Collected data
__________

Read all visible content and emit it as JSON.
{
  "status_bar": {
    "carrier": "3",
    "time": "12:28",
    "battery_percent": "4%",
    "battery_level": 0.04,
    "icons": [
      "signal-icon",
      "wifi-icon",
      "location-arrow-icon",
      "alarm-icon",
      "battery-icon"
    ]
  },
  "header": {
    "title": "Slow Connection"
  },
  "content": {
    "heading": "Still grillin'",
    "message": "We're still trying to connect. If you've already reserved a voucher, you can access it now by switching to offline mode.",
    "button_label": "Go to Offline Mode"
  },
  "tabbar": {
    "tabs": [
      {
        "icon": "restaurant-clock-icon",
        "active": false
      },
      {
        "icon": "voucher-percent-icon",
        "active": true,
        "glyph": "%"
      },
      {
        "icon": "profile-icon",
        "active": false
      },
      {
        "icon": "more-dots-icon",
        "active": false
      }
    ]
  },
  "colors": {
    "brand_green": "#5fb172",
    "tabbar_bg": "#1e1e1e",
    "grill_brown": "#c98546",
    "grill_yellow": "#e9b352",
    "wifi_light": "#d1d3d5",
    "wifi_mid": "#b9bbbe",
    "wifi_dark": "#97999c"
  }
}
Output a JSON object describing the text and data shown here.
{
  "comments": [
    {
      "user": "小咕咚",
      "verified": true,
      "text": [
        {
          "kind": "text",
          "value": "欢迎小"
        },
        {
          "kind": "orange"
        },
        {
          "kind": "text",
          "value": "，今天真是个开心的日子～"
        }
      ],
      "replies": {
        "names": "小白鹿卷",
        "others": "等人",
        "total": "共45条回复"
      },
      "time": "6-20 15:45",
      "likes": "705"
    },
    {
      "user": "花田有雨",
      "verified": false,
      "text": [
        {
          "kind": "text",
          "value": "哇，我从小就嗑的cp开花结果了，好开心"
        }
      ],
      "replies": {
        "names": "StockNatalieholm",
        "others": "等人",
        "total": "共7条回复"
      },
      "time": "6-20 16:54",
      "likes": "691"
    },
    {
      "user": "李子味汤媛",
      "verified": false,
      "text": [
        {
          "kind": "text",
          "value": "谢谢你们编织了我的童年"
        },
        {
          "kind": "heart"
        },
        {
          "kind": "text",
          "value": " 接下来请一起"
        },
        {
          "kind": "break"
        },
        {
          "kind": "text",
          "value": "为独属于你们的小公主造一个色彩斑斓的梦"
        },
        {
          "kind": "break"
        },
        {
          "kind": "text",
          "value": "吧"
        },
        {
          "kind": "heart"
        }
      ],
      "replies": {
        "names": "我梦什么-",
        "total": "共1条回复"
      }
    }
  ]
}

__________

* [Short exercise] Go over the data above and copy every line that has the word "time" in it.

* [Finished exercise]
    "time": "12:28",
      "time": "6-20 15:45",
      "time": "6-20 16:54",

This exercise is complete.